** Description of the task **
A verbatim copy of each record is required.

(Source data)
────────────────────

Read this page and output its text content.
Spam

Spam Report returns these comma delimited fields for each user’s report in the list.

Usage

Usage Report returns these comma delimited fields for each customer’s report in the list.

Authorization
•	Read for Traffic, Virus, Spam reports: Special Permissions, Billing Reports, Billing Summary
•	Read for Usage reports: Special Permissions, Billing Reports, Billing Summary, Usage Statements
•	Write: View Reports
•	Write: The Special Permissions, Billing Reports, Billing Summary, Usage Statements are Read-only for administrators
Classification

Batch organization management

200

────────────────────

** Solved problem **
Read this page and output its text content.
Spam

Spam Report returns these comma delimited fields for each user’s report in the list.

Usage

Usage Report returns these comma delimited fields for each customer’s report in the list.

Authorization
•	Read for Traffic, Virus, Spam reports: Special Permissions, Billing Reports, Billing Summary
•	Read for Usage reports: Special Permissions, Billing Reports, Billing Summary, Usage Statements
•	Write: View Reports
•	Write: The Special Permissions, Billing Reports, Billing Summary, Usage Statements are Read-only for administrators
Classification

Batch organization management

200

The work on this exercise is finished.